■ Task to carry out
Quote the data from its first line through the line containing "x-tick-label: 2021 <box>146", both included, character for character.

■ Records to use
········
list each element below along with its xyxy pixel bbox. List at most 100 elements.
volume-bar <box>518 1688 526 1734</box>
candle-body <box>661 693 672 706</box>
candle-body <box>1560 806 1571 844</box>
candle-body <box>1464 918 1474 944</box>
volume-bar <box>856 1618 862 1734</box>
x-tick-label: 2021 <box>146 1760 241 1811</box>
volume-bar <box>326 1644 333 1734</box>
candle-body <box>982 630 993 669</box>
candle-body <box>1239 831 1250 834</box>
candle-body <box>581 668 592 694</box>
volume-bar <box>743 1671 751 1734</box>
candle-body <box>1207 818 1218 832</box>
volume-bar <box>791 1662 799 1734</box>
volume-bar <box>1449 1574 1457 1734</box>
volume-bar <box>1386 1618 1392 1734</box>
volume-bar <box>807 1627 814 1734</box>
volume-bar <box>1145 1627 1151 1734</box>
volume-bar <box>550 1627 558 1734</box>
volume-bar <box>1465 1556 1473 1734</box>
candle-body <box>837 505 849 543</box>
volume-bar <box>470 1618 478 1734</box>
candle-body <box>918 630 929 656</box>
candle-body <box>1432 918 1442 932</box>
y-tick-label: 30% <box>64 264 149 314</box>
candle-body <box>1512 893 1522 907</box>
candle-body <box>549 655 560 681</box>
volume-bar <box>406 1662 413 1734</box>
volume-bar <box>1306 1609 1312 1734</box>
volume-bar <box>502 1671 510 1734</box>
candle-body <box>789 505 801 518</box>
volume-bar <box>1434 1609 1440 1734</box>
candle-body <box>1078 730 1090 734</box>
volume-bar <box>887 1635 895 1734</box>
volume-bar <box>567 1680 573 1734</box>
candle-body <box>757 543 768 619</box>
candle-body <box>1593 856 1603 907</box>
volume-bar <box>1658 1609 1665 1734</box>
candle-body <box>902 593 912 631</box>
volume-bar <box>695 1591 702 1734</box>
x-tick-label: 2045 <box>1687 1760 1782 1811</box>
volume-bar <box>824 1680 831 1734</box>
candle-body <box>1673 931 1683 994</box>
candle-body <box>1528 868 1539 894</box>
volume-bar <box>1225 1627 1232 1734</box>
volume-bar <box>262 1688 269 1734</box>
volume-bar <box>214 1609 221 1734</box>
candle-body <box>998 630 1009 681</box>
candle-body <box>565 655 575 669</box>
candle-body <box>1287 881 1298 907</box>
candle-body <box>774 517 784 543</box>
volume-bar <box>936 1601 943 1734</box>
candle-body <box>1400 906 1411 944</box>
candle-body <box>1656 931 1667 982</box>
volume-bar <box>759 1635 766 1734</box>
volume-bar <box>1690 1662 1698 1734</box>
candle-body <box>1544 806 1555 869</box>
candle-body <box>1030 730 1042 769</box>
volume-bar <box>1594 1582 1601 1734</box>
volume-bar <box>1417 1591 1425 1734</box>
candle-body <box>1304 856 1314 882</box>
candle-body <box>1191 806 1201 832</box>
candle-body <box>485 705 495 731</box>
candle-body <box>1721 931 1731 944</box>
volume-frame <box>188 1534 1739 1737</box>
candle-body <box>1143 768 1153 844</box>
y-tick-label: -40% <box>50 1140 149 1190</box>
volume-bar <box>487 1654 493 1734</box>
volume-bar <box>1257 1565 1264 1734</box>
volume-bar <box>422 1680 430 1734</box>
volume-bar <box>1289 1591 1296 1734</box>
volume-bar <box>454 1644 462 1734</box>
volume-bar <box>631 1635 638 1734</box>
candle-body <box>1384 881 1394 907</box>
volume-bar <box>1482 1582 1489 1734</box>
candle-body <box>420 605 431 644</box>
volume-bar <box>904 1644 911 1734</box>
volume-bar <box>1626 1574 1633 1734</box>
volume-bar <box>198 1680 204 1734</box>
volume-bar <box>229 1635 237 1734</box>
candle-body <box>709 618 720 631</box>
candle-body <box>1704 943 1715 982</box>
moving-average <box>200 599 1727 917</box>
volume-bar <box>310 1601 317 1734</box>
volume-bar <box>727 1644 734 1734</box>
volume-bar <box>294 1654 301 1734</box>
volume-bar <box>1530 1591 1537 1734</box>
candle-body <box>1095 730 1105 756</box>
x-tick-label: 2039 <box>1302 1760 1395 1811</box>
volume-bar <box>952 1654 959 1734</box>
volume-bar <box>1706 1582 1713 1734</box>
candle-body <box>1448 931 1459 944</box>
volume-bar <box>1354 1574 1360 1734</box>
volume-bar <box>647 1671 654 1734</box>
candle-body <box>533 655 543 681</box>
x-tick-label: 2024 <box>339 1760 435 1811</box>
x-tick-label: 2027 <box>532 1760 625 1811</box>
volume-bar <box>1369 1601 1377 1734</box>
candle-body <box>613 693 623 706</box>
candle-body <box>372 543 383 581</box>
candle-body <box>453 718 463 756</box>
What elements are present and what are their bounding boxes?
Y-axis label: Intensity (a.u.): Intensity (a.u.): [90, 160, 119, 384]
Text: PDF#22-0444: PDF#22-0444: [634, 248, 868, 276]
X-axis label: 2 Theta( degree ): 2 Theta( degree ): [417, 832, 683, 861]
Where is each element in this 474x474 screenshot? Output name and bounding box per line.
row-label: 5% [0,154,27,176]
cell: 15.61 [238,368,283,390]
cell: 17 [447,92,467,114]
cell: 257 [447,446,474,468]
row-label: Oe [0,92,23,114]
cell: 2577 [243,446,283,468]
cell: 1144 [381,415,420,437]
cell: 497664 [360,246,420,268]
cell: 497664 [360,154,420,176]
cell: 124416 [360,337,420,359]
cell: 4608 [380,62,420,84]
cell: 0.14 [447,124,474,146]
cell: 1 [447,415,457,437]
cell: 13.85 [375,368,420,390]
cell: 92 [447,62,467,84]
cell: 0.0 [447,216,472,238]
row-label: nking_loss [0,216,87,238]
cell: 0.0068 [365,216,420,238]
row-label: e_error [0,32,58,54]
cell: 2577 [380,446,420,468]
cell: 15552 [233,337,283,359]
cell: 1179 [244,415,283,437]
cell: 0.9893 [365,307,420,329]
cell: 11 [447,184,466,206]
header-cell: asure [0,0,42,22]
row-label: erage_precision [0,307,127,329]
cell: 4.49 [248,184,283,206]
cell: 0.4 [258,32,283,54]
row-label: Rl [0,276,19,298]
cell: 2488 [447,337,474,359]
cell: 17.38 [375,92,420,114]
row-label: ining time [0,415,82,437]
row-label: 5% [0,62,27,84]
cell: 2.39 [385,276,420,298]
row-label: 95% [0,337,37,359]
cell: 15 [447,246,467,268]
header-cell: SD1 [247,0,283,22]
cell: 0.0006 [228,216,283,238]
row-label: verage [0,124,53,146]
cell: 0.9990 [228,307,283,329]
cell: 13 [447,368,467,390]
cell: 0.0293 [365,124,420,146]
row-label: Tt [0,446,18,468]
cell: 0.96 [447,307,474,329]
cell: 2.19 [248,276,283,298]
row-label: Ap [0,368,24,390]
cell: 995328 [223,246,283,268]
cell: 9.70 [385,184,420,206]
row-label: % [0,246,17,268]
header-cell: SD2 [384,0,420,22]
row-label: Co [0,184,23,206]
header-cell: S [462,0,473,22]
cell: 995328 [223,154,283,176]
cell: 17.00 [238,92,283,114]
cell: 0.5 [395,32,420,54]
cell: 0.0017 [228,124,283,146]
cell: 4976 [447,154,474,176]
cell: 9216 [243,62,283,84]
········
■ The solution
list each element below along with its xyxy pixel bbox. List at most 100 elements.
volume-bar <box>518 1688 526 1734</box>
candle-body <box>661 693 672 706</box>
candle-body <box>1560 806 1571 844</box>
candle-body <box>1464 918 1474 944</box>
volume-bar <box>856 1618 862 1734</box>
x-tick-label: 2021 <box>146 1760 241 1811</box>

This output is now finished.